→ **Input material**
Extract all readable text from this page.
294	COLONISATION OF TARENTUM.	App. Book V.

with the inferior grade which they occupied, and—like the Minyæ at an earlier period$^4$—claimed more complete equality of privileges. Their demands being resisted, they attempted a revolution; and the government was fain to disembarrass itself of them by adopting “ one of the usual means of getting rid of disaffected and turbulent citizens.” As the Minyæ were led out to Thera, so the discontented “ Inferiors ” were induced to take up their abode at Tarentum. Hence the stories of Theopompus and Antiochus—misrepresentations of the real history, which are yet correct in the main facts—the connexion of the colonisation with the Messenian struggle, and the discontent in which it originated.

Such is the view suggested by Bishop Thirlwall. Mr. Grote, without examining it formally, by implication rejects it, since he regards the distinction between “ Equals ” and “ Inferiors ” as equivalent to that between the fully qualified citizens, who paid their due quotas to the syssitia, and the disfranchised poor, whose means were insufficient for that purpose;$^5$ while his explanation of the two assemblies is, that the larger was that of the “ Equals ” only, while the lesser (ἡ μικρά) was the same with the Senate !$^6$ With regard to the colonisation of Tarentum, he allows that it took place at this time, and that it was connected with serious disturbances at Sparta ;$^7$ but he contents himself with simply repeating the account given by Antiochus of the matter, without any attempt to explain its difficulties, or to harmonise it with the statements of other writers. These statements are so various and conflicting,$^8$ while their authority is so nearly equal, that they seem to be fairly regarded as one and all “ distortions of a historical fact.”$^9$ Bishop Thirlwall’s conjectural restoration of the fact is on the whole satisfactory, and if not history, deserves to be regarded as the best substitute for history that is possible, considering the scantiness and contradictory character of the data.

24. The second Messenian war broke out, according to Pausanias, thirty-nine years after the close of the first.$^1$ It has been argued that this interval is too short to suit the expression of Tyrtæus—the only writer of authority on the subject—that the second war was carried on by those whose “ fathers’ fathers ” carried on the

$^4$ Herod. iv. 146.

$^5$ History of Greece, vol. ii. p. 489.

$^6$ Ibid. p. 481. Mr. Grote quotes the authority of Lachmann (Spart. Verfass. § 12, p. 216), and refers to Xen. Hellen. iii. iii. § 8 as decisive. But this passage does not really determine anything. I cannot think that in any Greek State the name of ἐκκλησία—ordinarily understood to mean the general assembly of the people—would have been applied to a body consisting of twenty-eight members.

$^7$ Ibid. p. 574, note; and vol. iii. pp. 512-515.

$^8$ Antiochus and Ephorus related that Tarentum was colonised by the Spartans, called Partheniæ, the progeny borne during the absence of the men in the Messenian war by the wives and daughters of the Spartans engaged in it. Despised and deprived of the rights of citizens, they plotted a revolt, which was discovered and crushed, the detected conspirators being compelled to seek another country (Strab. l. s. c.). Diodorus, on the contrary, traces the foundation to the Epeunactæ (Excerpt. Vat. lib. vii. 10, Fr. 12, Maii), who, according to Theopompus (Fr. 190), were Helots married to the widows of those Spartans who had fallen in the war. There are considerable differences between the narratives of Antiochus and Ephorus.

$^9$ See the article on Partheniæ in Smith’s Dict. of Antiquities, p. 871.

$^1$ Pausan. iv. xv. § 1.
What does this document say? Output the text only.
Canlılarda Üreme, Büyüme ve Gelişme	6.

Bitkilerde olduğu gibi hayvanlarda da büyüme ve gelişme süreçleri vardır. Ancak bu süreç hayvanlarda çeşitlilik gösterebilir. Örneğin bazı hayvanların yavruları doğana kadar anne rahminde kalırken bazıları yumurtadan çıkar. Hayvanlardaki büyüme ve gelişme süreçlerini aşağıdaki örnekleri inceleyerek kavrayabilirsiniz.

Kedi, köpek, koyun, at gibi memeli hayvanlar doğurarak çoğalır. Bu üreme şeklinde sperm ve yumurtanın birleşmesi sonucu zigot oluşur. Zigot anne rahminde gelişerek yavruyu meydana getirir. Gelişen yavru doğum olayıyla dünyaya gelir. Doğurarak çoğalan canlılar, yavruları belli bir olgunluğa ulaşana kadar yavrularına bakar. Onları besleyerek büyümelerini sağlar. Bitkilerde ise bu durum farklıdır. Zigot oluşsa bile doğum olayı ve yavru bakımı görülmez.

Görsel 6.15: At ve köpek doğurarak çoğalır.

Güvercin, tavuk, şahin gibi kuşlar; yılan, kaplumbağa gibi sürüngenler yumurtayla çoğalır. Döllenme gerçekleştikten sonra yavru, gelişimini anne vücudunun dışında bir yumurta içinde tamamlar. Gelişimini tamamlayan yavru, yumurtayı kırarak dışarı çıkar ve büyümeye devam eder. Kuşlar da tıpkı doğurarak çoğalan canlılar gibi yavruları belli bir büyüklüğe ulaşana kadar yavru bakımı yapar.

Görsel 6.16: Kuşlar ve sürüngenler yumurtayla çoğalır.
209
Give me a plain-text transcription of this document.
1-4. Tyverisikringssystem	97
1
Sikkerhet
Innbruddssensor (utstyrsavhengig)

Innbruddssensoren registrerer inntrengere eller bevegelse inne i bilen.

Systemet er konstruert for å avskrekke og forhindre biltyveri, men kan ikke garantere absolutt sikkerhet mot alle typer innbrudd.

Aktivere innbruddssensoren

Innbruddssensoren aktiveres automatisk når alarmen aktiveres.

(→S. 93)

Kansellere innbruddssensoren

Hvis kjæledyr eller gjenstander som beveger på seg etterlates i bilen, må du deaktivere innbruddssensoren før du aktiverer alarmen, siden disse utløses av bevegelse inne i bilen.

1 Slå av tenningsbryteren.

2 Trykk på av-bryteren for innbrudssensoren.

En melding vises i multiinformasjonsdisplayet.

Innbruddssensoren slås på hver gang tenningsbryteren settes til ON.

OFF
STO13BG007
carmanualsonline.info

→ **Task requirements**
Review the preceding data and report every line that includes the string "çıkar".

→ **The result**
Bitkilerde olduğu gibi hayvanlarda da büyüme ve gelişme süreçleri vardır. Ancak bu süreç hayvanlarda çeşitlilik gösterebilir. Örneğin bazı hayvanların yavruları doğana kadar anne rahminde kalırken bazıları yumurtadan çıkar. Hayvanlardaki büyüme ve gelişme süreçlerini aşağıdaki örnekleri inceleyerek kavrayabilirsiniz.
Güvercin, tavuk, şahin gibi kuşlar; yılan, kaplumbağa gibi sürüngenler yumurtayla çoğalır. Döllenme gerçekleştikten sonra yavru, gelişimini anne vücudunun dışında bir yumurta içinde tamamlar. Gelişimini tamamlayan yavru, yumurtayı kırarak dışarı çıkar ve büyümeye devam eder. Kuşlar da tıpkı doğurarak çoğalan canlılar gibi yavruları belli bir büyüklüğe ulaşana kadar yavru bakımı yapar.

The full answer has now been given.